Set exercise: Could you copy out every line of the data below, character for character?
────────────────────────────────────────
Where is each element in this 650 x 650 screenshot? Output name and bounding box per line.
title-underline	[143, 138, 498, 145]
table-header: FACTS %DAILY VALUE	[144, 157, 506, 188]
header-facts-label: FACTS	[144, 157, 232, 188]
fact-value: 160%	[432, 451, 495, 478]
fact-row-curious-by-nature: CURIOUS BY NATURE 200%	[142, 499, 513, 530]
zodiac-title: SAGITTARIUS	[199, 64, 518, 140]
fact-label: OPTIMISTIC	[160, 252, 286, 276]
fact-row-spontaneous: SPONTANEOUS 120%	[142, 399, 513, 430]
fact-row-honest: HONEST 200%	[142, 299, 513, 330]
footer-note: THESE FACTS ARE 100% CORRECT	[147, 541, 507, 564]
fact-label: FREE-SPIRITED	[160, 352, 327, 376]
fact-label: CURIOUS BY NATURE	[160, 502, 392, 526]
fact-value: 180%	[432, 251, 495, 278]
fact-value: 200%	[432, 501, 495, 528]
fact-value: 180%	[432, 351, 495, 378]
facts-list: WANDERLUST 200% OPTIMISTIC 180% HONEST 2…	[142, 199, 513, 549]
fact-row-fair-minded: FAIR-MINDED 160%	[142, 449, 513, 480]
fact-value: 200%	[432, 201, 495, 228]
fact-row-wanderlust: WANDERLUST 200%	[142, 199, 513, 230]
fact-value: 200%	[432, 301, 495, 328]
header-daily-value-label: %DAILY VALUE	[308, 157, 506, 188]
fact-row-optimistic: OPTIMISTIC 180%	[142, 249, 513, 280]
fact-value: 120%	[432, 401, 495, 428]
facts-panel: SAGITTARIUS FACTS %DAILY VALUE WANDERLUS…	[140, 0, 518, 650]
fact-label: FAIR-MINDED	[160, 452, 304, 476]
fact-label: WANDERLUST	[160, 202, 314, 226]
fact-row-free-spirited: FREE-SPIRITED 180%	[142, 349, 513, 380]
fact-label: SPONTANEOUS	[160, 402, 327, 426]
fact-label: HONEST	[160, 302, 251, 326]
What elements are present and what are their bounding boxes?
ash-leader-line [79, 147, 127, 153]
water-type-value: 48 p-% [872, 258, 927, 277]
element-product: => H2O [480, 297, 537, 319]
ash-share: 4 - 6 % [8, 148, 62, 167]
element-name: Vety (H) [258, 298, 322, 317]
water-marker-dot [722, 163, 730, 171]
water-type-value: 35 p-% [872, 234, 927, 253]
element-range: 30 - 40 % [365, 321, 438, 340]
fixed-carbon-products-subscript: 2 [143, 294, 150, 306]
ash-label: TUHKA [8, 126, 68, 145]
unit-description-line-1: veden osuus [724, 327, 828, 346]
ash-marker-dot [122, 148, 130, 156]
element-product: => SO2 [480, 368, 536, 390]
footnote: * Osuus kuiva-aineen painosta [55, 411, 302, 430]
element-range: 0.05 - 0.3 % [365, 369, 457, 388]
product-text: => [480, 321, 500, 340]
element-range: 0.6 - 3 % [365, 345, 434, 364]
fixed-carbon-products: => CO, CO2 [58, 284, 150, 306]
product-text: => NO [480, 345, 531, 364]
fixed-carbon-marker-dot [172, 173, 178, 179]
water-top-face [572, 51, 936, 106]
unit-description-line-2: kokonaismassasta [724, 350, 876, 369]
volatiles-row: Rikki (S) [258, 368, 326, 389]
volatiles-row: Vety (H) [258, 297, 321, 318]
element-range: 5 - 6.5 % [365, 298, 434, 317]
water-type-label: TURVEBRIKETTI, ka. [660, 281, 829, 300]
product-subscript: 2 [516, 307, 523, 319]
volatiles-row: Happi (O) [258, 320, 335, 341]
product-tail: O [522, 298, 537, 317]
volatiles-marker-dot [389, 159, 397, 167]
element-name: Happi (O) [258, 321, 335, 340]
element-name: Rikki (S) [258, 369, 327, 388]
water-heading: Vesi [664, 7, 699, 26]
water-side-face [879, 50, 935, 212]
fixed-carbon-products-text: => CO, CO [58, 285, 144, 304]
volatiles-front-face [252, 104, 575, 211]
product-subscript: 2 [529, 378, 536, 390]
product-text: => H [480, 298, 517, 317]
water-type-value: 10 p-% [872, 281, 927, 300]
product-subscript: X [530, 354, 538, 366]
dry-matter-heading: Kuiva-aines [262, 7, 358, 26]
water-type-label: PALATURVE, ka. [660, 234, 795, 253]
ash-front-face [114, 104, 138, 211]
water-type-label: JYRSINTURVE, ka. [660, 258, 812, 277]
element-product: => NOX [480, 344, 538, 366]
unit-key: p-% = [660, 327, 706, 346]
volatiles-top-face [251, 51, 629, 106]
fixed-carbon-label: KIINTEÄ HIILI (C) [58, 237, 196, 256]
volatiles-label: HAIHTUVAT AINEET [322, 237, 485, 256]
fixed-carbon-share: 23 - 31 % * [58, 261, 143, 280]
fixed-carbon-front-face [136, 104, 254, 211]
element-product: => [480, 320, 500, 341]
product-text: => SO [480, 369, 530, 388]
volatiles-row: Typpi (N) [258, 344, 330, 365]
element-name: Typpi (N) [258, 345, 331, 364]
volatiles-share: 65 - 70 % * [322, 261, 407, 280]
────────────────────────────────────────
Result:
Where is each element in this 650 x 650 screenshot? Output name and bounding box per line.
title-underline	[143, 138, 498, 145]
table-header: FACTS %DAILY VALUE	[144, 157, 506, 188]
header-facts-label: FACTS	[144, 157, 232, 188]
fact-value: 160%	[432, 451, 495, 478]
fact-row-curious-by-nature: CURIOUS BY NATURE 200%	[142, 499, 513, 530]
zodiac-title: SAGITTARIUS	[199, 64, 518, 140]
fact-label: OPTIMISTIC	[160, 252, 286, 276]
fact-row-spontaneous: SPONTANEOUS 120%	[142, 399, 513, 430]
fact-row-honest: HONEST 200%	[142, 299, 513, 330]
footer-note: THESE FACTS ARE 100% CORRECT	[147, 541, 507, 564]
fact-label: FREE-SPIRITED	[160, 352, 327, 376]
fact-label: CURIOUS BY NATURE	[160, 502, 392, 526]
fact-value: 180%	[432, 251, 495, 278]
fact-value: 200%	[432, 501, 495, 528]
fact-value: 180%	[432, 351, 495, 378]
facts-list: WANDERLUST 200% OPTIMISTIC 180% HONEST 2…	[142, 199, 513, 549]
fact-row-fair-minded: FAIR-MINDED 160%	[142, 449, 513, 480]
fact-value: 200%	[432, 201, 495, 228]
fact-row-wanderlust: WANDERLUST 200%	[142, 199, 513, 230]
fact-value: 200%	[432, 301, 495, 328]
header-daily-value-label: %DAILY VALUE	[308, 157, 506, 188]
fact-row-optimistic: OPTIMISTIC 180%	[142, 249, 513, 280]
fact-value: 120%	[432, 401, 495, 428]
facts-panel: SAGITTARIUS FACTS %DAILY VALUE WANDERLUS…	[140, 0, 518, 650]
fact-label: FAIR-MINDED	[160, 452, 304, 476]
fact-label: WANDERLUST	[160, 202, 314, 226]
fact-row-free-spirited: FREE-SPIRITED 180%	[142, 349, 513, 380]
fact-label: SPONTANEOUS	[160, 402, 327, 426]
fact-label: HONEST	[160, 302, 251, 326]
What elements are present and what are their bounding boxes?
ash-leader-line [79, 147, 127, 153]
water-type-value: 48 p-% [872, 258, 927, 277]
element-product: => H2O [480, 297, 537, 319]
ash-share: 4 - 6 % [8, 148, 62, 167]
element-name: Vety (H) [258, 298, 322, 317]
water-marker-dot [722, 163, 730, 171]
water-type-value: 35 p-% [872, 234, 927, 253]
element-range: 30 - 40 % [365, 321, 438, 340]
fixed-carbon-products-subscript: 2 [143, 294, 150, 306]
ash-label: TUHKA [8, 126, 68, 145]
unit-description-line-1: veden osuus [724, 327, 828, 346]
ash-marker-dot [122, 148, 130, 156]
element-product: => SO2 [480, 368, 536, 390]
footnote: * Osuus kuiva-aineen painosta [55, 411, 302, 430]
element-range: 0.05 - 0.3 % [365, 369, 457, 388]
product-text: => [480, 321, 500, 340]
element-range: 0.6 - 3 % [365, 345, 434, 364]
fixed-carbon-products: => CO, CO2 [58, 284, 150, 306]
product-text: => NO [480, 345, 531, 364]
fixed-carbon-marker-dot [172, 173, 178, 179]
water-top-face [572, 51, 936, 106]
unit-description-line-2: kokonaismassasta [724, 350, 876, 369]
volatiles-row: Rikki (S) [258, 368, 326, 389]
volatiles-row: Vety (H) [258, 297, 321, 318]
element-range: 5 - 6.5 % [365, 298, 434, 317]
water-type-label: TURVEBRIKETTI, ka. [660, 281, 829, 300]
product-subscript: 2 [516, 307, 523, 319]
volatiles-row: Happi (O) [258, 320, 335, 341]
product-tail: O [522, 298, 537, 317]
volatiles-marker-dot [389, 159, 397, 167]
element-name: Happi (O) [258, 321, 335, 340]
element-name: Rikki (S) [258, 369, 327, 388]
water-heading: Vesi [664, 7, 699, 26]
water-side-face [879, 50, 935, 212]
fixed-carbon-products-text: => CO, CO [58, 285, 144, 304]
volatiles-front-face [252, 104, 575, 211]
product-subscript: 2 [529, 378, 536, 390]
product-text: => H [480, 298, 517, 317]
water-type-value: 10 p-% [872, 281, 927, 300]
product-subscript: X [530, 354, 538, 366]
dry-matter-heading: Kuiva-aines [262, 7, 358, 26]
water-type-label: PALATURVE, ka. [660, 234, 795, 253]
ash-front-face [114, 104, 138, 211]
water-type-label: JYRSINTURVE, ka. [660, 258, 812, 277]
element-product: => NOX [480, 344, 538, 366]
unit-key: p-% = [660, 327, 706, 346]
volatiles-top-face [251, 51, 629, 106]
fixed-carbon-label: KIINTEÄ HIILI (C) [58, 237, 196, 256]
volatiles-label: HAIHTUVAT AINEET [322, 237, 485, 256]
fixed-carbon-share: 23 - 31 % * [58, 261, 143, 280]
fixed-carbon-front-face [136, 104, 254, 211]
element-product: => [480, 320, 500, 341]
product-text: => SO [480, 369, 530, 388]
volatiles-row: Typpi (N) [258, 344, 330, 365]
element-name: Typpi (N) [258, 345, 331, 364]
volatiles-share: 65 - 70 % * [322, 261, 407, 280]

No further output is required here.